■ Task objective
Copy down all of the data underneath, exactly as shown.

(Dataset entries)
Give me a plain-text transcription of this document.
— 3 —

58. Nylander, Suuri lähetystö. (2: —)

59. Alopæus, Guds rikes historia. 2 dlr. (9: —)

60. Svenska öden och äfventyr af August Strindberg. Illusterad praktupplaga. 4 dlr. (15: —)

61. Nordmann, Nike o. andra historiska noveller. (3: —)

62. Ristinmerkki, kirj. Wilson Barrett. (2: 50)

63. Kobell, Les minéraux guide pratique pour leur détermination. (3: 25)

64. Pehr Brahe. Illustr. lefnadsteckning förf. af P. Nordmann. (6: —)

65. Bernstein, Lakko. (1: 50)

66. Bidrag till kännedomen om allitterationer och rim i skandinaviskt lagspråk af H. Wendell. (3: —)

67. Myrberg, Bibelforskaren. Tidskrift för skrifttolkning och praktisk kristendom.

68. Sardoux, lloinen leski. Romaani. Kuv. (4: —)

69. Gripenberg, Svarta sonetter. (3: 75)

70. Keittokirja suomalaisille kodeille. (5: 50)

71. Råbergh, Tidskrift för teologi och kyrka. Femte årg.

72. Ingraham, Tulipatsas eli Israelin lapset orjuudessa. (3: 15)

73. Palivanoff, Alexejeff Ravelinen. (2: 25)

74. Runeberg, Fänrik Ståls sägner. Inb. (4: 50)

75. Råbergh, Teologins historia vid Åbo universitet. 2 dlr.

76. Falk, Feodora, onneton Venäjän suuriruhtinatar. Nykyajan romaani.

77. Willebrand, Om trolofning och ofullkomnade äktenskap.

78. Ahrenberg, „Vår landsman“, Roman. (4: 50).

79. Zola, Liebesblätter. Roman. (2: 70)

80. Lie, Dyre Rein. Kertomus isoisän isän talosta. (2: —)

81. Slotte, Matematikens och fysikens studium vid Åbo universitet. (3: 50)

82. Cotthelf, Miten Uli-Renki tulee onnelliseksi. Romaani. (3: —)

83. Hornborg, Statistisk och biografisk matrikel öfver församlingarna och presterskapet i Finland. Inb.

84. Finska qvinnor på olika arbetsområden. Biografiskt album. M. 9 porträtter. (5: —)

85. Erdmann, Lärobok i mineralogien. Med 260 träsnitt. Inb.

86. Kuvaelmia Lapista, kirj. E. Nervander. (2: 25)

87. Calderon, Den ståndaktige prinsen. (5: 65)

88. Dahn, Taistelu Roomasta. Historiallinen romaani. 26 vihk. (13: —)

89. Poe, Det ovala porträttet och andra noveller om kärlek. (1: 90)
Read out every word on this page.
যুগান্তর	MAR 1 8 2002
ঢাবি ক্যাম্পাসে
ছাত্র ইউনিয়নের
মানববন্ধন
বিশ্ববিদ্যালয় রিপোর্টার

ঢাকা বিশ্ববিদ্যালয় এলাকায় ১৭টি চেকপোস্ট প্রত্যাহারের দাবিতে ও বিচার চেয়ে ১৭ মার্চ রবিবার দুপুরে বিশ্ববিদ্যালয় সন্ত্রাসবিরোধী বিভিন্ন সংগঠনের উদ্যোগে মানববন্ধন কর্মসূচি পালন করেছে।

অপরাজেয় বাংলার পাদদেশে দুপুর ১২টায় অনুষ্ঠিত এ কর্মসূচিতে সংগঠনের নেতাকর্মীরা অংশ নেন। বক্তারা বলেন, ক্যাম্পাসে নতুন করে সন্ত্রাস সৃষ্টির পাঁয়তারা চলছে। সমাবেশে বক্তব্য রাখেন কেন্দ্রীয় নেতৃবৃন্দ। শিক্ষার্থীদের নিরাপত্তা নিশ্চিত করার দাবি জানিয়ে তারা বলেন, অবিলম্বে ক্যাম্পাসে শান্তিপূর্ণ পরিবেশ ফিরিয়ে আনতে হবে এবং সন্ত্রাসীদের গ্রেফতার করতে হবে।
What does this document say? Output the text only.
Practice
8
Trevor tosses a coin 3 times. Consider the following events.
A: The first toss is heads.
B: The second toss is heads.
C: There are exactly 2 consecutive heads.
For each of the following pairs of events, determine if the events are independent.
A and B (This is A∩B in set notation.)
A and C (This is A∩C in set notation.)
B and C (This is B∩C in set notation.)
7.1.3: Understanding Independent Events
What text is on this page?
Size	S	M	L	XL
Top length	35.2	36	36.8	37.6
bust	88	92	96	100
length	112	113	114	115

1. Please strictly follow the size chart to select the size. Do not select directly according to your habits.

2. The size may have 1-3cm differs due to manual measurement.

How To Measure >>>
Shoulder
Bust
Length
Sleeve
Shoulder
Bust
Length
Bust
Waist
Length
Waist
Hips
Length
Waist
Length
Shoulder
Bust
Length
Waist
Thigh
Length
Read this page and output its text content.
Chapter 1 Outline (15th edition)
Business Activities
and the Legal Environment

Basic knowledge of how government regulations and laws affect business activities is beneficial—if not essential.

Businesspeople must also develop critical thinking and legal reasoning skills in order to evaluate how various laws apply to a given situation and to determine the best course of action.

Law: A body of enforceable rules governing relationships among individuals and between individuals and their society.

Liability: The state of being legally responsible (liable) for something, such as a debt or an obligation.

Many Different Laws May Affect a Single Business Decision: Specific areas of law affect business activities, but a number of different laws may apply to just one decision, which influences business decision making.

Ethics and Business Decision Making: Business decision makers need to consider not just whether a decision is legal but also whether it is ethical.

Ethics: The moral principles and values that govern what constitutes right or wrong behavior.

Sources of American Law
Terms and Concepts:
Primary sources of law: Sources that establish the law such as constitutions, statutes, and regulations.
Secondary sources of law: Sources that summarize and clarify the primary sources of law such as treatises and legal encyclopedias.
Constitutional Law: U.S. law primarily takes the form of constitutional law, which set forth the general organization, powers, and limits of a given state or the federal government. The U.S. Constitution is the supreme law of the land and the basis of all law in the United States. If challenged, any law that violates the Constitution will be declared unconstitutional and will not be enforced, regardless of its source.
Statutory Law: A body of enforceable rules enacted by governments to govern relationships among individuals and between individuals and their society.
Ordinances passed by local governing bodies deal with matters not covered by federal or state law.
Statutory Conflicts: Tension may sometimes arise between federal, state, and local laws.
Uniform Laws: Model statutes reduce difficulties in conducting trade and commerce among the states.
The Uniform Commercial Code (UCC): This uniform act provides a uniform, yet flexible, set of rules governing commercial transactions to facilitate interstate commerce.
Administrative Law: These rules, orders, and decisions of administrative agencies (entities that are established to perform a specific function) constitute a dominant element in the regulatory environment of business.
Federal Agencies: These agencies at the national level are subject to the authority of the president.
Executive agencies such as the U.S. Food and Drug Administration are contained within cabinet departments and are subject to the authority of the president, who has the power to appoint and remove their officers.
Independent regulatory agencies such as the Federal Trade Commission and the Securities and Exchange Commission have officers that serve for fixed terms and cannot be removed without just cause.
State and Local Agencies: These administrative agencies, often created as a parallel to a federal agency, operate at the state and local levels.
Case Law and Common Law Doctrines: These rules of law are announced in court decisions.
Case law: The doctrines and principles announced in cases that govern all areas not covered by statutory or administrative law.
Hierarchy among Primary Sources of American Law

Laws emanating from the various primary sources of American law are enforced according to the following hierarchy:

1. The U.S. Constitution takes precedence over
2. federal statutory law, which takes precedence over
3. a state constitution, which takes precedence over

■ Solution below
Give me a plain-text transcription of this document.
— 3 —

58. Nylander, Suuri lähetystö. (2: —)

59. Alopæus, Guds rikes historia. 2 dlr. (9: —)

60. Svenska öden och äfventyr af August Strindberg. Illusterad praktupplaga. 4 dlr. (15: —)

61. Nordmann, Nike o. andra historiska noveller. (3: —)

62. Ristinmerkki, kirj. Wilson Barrett. (2: 50)

63. Kobell, Les minéraux guide pratique pour leur détermination. (3: 25)

64. Pehr Brahe. Illustr. lefnadsteckning förf. af P. Nordmann. (6: —)

65. Bernstein, Lakko. (1: 50)

66. Bidrag till kännedomen om allitterationer och rim i skandinaviskt lagspråk af H. Wendell. (3: —)

67. Myrberg, Bibelforskaren. Tidskrift för skrifttolkning och praktisk kristendom.

68. Sardoux, lloinen leski. Romaani. Kuv. (4: —)

69. Gripenberg, Svarta sonetter. (3: 75)

70. Keittokirja suomalaisille kodeille. (5: 50)

71. Råbergh, Tidskrift för teologi och kyrka. Femte årg.

72. Ingraham, Tulipatsas eli Israelin lapset orjuudessa. (3: 15)

73. Palivanoff, Alexejeff Ravelinen. (2: 25)

74. Runeberg, Fänrik Ståls sägner. Inb. (4: 50)

75. Råbergh, Teologins historia vid Åbo universitet. 2 dlr.

76. Falk, Feodora, onneton Venäjän suuriruhtinatar. Nykyajan romaani.

77. Willebrand, Om trolofning och ofullkomnade äktenskap.

78. Ahrenberg, „Vår landsman“, Roman. (4: 50).

79. Zola, Liebesblätter. Roman. (2: 70)

80. Lie, Dyre Rein. Kertomus isoisän isän talosta. (2: —)

81. Slotte, Matematikens och fysikens studium vid Åbo universitet. (3: 50)

82. Cotthelf, Miten Uli-Renki tulee onnelliseksi. Romaani. (3: —)

83. Hornborg, Statistisk och biografisk matrikel öfver församlingarna och presterskapet i Finland. Inb.

84. Finska qvinnor på olika arbetsområden. Biografiskt album. M. 9 porträtter. (5: —)

85. Erdmann, Lärobok i mineralogien. Med 260 träsnitt. Inb.

86. Kuvaelmia Lapista, kirj. E. Nervander. (2: 25)

87. Calderon, Den ståndaktige prinsen. (5: 65)

88. Dahn, Taistelu Roomasta. Historiallinen romaani. 26 vihk. (13: —)

89. Poe, Det ovala porträttet och andra noveller om kärlek. (1: 90)
Read out every word on this page.
যুগান্তর	MAR 1 8 2002
ঢাবি ক্যাম্পাসে
ছাত্র ইউনিয়নের
মানববন্ধন
বিশ্ববিদ্যালয় রিপোর্টার

ঢাকা বিশ্ববিদ্যালয় এলাকায় ১৭টি চেকপোস্ট প্রত্যাহারের দাবিতে ও বিচার চেয়ে ১৭ মার্চ রবিবার দুপুরে বিশ্ববিদ্যালয় সন্ত্রাসবিরোধী বিভিন্ন সংগঠনের উদ্যোগে মানববন্ধন কর্মসূচি পালন করেছে।

অপরাজেয় বাংলার পাদদেশে দুপুর ১২টায় অনুষ্ঠিত এ কর্মসূচিতে সংগঠনের নেতাকর্মীরা অংশ নেন। বক্তারা বলেন, ক্যাম্পাসে নতুন করে সন্ত্রাস সৃষ্টির পাঁয়তারা চলছে। সমাবেশে বক্তব্য রাখেন কেন্দ্রীয় নেতৃবৃন্দ। শিক্ষার্থীদের নিরাপত্তা নিশ্চিত করার দাবি জানিয়ে তারা বলেন, অবিলম্বে ক্যাম্পাসে শান্তিপূর্ণ পরিবেশ ফিরিয়ে আনতে হবে এবং সন্ত্রাসীদের গ্রেফতার করতে হবে।
What does this document say? Output the text only.
Practice
8
Trevor tosses a coin 3 times. Consider the following events.
A: The first toss is heads.
B: The second toss is heads.
C: There are exactly 2 consecutive heads.
For each of the following pairs of events, determine if the events are independent.
A and B (This is A∩B in set notation.)
A and C (This is A∩C in set notation.)
B and C (This is B∩C in set notation.)
7.1.3: Understanding Independent Events
What text is on this page?
Size	S	M	L	XL
Top length	35.2	36	36.8	37.6
bust	88	92	96	100
length	112	113	114	115

1. Please strictly follow the size chart to select the size. Do not select directly according to your habits.

2. The size may have 1-3cm differs due to manual measurement.

How To Measure >>>
Shoulder
Bust
Length
Sleeve
Shoulder
Bust
Length
Bust
Waist
Length
Waist
Hips
Length
Waist
Length
Shoulder
Bust
Length
Waist
Thigh
Length
Read this page and output its text content.
Chapter 1 Outline (15th edition)
Business Activities
and the Legal Environment

Basic knowledge of how government regulations and laws affect business activities is beneficial—if not essential.

Businesspeople must also develop critical thinking and legal reasoning skills in order to evaluate how various laws apply to a given situation and to determine the best course of action.

Law: A body of enforceable rules governing relationships among individuals and between individuals and their society.

Liability: The state of being legally responsible (liable) for something, such as a debt or an obligation.

Many Different Laws May Affect a Single Business Decision: Specific areas of law affect business activities, but a number of different laws may apply to just one decision, which influences business decision making.

Ethics and Business Decision Making: Business decision makers need to consider not just whether a decision is legal but also whether it is ethical.

Ethics: The moral principles and values that govern what constitutes right or wrong behavior.

Sources of American Law
Terms and Concepts:
Primary sources of law: Sources that establish the law such as constitutions, statutes, and regulations.
Secondary sources of law: Sources that summarize and clarify the primary sources of law such as treatises and legal encyclopedias.
Constitutional Law: U.S. law primarily takes the form of constitutional law, which set forth the general organization, powers, and limits of a given state or the federal government. The U.S. Constitution is the supreme law of the land and the basis of all law in the United States. If challenged, any law that violates the Constitution will be declared unconstitutional and will not be enforced, regardless of its source.
Statutory Law: A body of enforceable rules enacted by governments to govern relationships among individuals and between individuals and their society.
Ordinances passed by local governing bodies deal with matters not covered by federal or state law.
Statutory Conflicts: Tension may sometimes arise between federal, state, and local laws.
Uniform Laws: Model statutes reduce difficulties in conducting trade and commerce among the states.
The Uniform Commercial Code (UCC): This uniform act provides a uniform, yet flexible, set of rules governing commercial transactions to facilitate interstate commerce.
Administrative Law: These rules, orders, and decisions of administrative agencies (entities that are established to perform a specific function) constitute a dominant element in the regulatory environment of business.
Federal Agencies: These agencies at the national level are subject to the authority of the president.
Executive agencies such as the U.S. Food and Drug Administration are contained within cabinet departments and are subject to the authority of the president, who has the power to appoint and remove their officers.
Independent regulatory agencies such as the Federal Trade Commission and the Securities and Exchange Commission have officers that serve for fixed terms and cannot be removed without just cause.
State and Local Agencies: These administrative agencies, often created as a parallel to a federal agency, operate at the state and local levels.
Case Law and Common Law Doctrines: These rules of law are announced in court decisions.
Case law: The doctrines and principles announced in cases that govern all areas not covered by statutory or administrative law.
Hierarchy among Primary Sources of American Law

Laws emanating from the various primary sources of American law are enforced according to the following hierarchy:

1. The U.S. Constitution takes precedence over
2. federal statutory law, which takes precedence over
3. a state constitution, which takes precedence over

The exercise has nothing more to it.